**EXERCISE REQUIREMENTS:** The exercise asks you to copy every line below in which "price" appears.

**EXTRACTED RECORDS:**

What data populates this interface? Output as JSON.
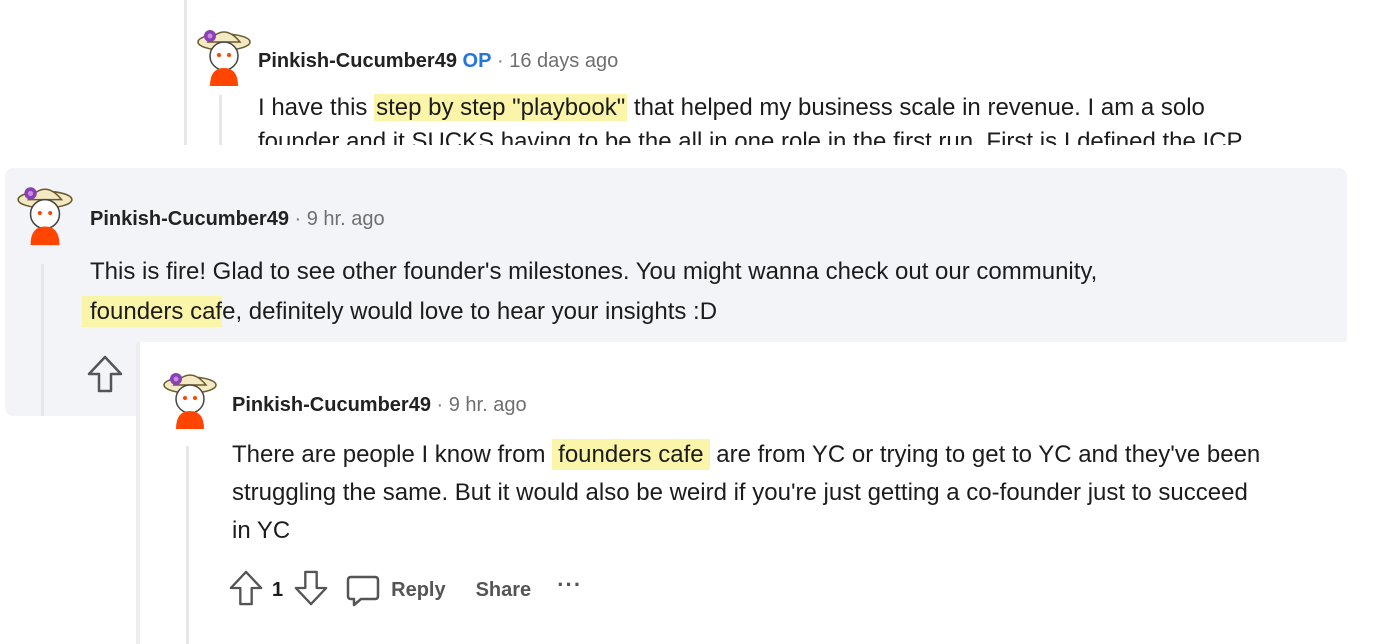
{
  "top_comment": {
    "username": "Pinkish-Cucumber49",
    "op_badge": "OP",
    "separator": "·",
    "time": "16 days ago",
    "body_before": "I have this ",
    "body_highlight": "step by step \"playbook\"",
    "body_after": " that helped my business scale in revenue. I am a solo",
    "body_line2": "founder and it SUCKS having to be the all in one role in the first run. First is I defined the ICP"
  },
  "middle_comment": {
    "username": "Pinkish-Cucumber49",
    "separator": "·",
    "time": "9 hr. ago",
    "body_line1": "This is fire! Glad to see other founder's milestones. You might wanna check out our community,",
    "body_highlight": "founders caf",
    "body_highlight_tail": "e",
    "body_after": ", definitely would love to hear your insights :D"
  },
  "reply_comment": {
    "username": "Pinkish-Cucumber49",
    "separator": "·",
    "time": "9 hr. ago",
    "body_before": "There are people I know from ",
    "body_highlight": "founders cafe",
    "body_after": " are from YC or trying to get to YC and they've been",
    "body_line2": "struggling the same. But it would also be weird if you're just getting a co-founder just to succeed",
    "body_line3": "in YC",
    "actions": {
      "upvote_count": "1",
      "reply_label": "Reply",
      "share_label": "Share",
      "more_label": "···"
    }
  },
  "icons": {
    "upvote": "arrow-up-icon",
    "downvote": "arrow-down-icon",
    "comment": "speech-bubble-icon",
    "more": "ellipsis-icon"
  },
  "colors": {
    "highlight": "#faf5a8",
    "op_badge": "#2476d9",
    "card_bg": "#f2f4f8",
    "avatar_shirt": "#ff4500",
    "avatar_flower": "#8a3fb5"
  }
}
---
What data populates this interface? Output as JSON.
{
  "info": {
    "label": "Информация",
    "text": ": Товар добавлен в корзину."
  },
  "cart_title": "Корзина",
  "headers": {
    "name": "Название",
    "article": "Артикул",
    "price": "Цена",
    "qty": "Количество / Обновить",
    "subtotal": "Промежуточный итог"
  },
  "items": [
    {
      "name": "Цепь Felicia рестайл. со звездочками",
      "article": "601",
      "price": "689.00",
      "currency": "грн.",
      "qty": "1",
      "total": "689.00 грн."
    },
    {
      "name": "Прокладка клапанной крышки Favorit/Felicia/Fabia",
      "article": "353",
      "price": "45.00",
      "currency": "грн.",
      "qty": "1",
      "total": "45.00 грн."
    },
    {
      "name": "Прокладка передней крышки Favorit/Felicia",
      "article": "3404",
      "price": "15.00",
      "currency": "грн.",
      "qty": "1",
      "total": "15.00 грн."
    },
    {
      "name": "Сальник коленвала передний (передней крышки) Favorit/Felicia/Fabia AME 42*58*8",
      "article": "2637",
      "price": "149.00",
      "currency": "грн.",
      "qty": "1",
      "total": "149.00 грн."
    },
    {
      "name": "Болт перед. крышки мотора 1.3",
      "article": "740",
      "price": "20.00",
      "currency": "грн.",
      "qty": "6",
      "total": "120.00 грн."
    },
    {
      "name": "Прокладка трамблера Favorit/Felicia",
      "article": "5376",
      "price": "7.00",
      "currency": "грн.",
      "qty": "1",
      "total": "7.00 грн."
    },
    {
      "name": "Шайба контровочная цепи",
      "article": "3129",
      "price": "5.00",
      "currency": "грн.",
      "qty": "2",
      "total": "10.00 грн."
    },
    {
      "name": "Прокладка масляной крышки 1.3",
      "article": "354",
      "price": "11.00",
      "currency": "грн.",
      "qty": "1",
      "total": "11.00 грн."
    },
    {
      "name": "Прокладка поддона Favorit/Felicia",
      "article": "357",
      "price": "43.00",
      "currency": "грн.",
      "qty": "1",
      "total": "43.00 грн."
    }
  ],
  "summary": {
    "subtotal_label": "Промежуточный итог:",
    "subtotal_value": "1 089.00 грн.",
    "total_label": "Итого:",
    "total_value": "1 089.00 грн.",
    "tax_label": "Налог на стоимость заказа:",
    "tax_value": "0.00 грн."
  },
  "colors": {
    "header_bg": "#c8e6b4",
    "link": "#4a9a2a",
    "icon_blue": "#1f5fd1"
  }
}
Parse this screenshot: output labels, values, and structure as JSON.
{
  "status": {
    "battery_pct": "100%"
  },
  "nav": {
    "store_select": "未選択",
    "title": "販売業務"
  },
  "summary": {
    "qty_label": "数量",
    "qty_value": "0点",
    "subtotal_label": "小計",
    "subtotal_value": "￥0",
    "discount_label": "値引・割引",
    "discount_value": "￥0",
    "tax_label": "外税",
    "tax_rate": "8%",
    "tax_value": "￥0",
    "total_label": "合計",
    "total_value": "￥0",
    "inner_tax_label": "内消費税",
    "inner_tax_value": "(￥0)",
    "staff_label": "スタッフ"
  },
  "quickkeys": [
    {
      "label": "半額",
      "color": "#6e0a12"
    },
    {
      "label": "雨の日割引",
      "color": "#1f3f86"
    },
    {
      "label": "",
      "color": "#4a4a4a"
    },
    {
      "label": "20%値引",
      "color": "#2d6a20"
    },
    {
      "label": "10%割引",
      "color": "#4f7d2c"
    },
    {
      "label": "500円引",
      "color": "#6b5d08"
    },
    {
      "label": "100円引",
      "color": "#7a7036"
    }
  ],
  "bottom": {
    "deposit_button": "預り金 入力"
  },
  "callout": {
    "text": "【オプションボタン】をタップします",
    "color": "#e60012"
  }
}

**ANSWER TO THE PROBLEM:**
    "price": "Цена",
      "price": "689.00",
      "price": "45.00",
      "price": "15.00",
      "price": "149.00",
      "price": "20.00",
      "price": "7.00",
      "price": "5.00",
      "price": "11.00",
      "price": "43.00",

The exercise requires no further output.